• GOAL OF THE EXERCISE: Take every line from the listing below that contains "this".

Data entries for graphics:

---+---

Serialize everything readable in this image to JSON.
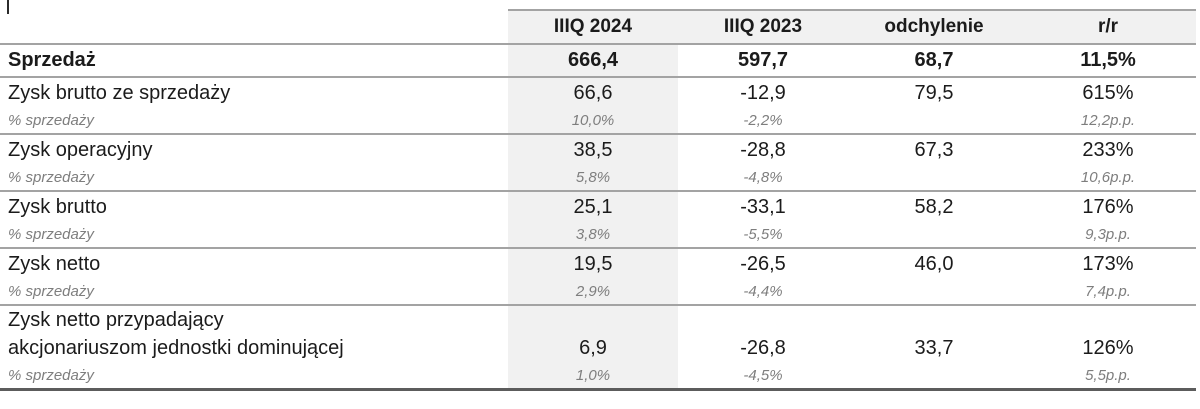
{
  "artifact": {
    "description": "text-cursor mark at top-left"
  },
  "colors": {
    "shade_fill": "#f1f1f1",
    "grid_line": "#a3a3a3",
    "bottom_line": "#5c5c5c",
    "text_main": "#1b1b1b",
    "text_sub": "#7e7e7e"
  },
  "table": {
    "header": [
      "",
      "IIIQ 2024",
      "IIIQ 2023",
      "odchylenie",
      "r/r"
    ],
    "total": {
      "label": "Sprzedaż",
      "v1": "666,4",
      "v2": "597,7",
      "v3": "68,7",
      "v4": "11,5%"
    },
    "groups": [
      {
        "label": "Zysk brutto ze sprzedaży",
        "label2": "",
        "v1": "66,6",
        "v2": "-12,9",
        "v3": "79,5",
        "v4": "615%",
        "sub": {
          "label": "% sprzedaży",
          "v1": "10,0%",
          "v2": "-2,2%",
          "v3": "",
          "v4": "12,2p.p."
        }
      },
      {
        "label": "Zysk operacyjny",
        "label2": "",
        "v1": "38,5",
        "v2": "-28,8",
        "v3": "67,3",
        "v4": "233%",
        "sub": {
          "label": "% sprzedaży",
          "v1": "5,8%",
          "v2": "-4,8%",
          "v3": "",
          "v4": "10,6p.p."
        }
      },
      {
        "label": "Zysk brutto",
        "label2": "",
        "v1": "25,1",
        "v2": "-33,1",
        "v3": "58,2",
        "v4": "176%",
        "sub": {
          "label": "% sprzedaży",
          "v1": "3,8%",
          "v2": "-5,5%",
          "v3": "",
          "v4": "9,3p.p."
        }
      },
      {
        "label": "Zysk netto",
        "label2": "",
        "v1": "19,5",
        "v2": "-26,5",
        "v3": "46,0",
        "v4": "173%",
        "sub": {
          "label": "% sprzedaży",
          "v1": "2,9%",
          "v2": "-4,4%",
          "v3": "",
          "v4": "7,4p.p."
        }
      },
      {
        "label": "Zysk netto przypadający",
        "label2": "akcjonariuszom jednostki dominującej",
        "v1": "6,9",
        "v2": "-26,8",
        "v3": "33,7",
        "v4": "126%",
        "sub": {
          "label": "% sprzedaży",
          "v1": "1,0%",
          "v2": "-4,5%",
          "v3": "",
          "v4": "5,5p.p."
        }
      }
    ]
  }
}
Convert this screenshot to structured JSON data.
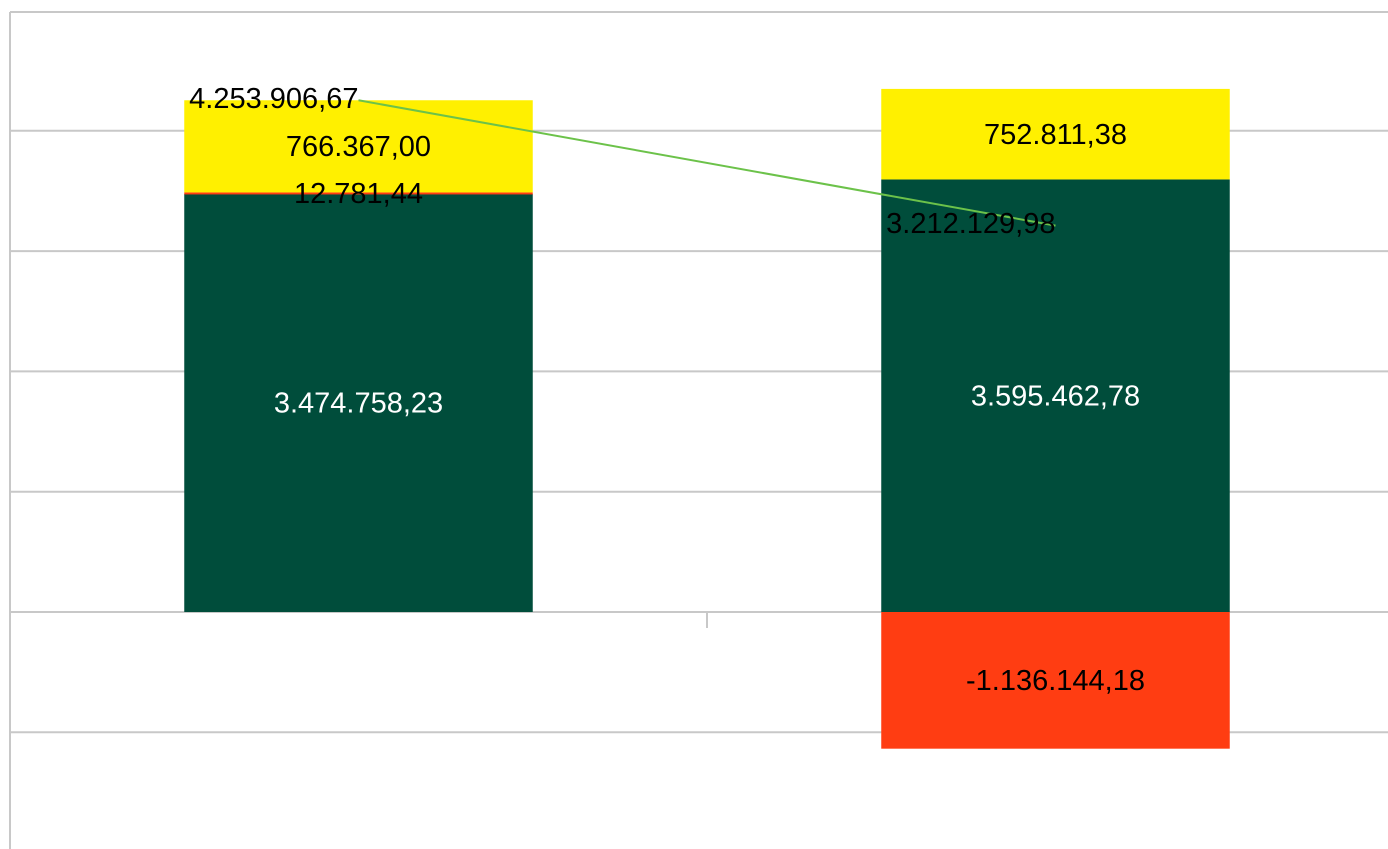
{
  "chart_data": {
    "type": "bar",
    "stacked": true,
    "categories": [
      null,
      null
    ],
    "series": [
      {
        "name": null,
        "type": "bar",
        "color": "#004d3b",
        "label_color": "#ffffff",
        "values": [
          3474758.23,
          3595462.78
        ],
        "value_labels": [
          "3.474.758,23",
          "3.595.462,78"
        ]
      },
      {
        "name": null,
        "type": "bar",
        "color": "#ff3d12",
        "label_color": "#000000",
        "values": [
          12781.44,
          -1136144.18
        ],
        "value_labels": [
          "12.781,44",
          "-1.136.144,18"
        ]
      },
      {
        "name": null,
        "type": "bar",
        "color": "#fff000",
        "label_color": "#000000",
        "values": [
          766367.0,
          752811.38
        ],
        "value_labels": [
          "766.367,00",
          "752.811,38"
        ]
      },
      {
        "name": null,
        "type": "line",
        "color": "#6cc24a",
        "label_color": "#000000",
        "values": [
          4253906.67,
          3212129.98
        ],
        "value_labels": [
          "4.253.906,67",
          "3.212.129,98"
        ]
      }
    ],
    "ylim": [
      -1970000,
      5000000
    ],
    "yticks": [
      -1000000,
      0,
      1000000,
      2000000,
      3000000,
      4000000
    ],
    "grid": true
  }
}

---+---

• OUTPUT OF THE EXERCISE:
Serialize everything readable in this image to JSON.
Convert this screenshot to structured JSON data.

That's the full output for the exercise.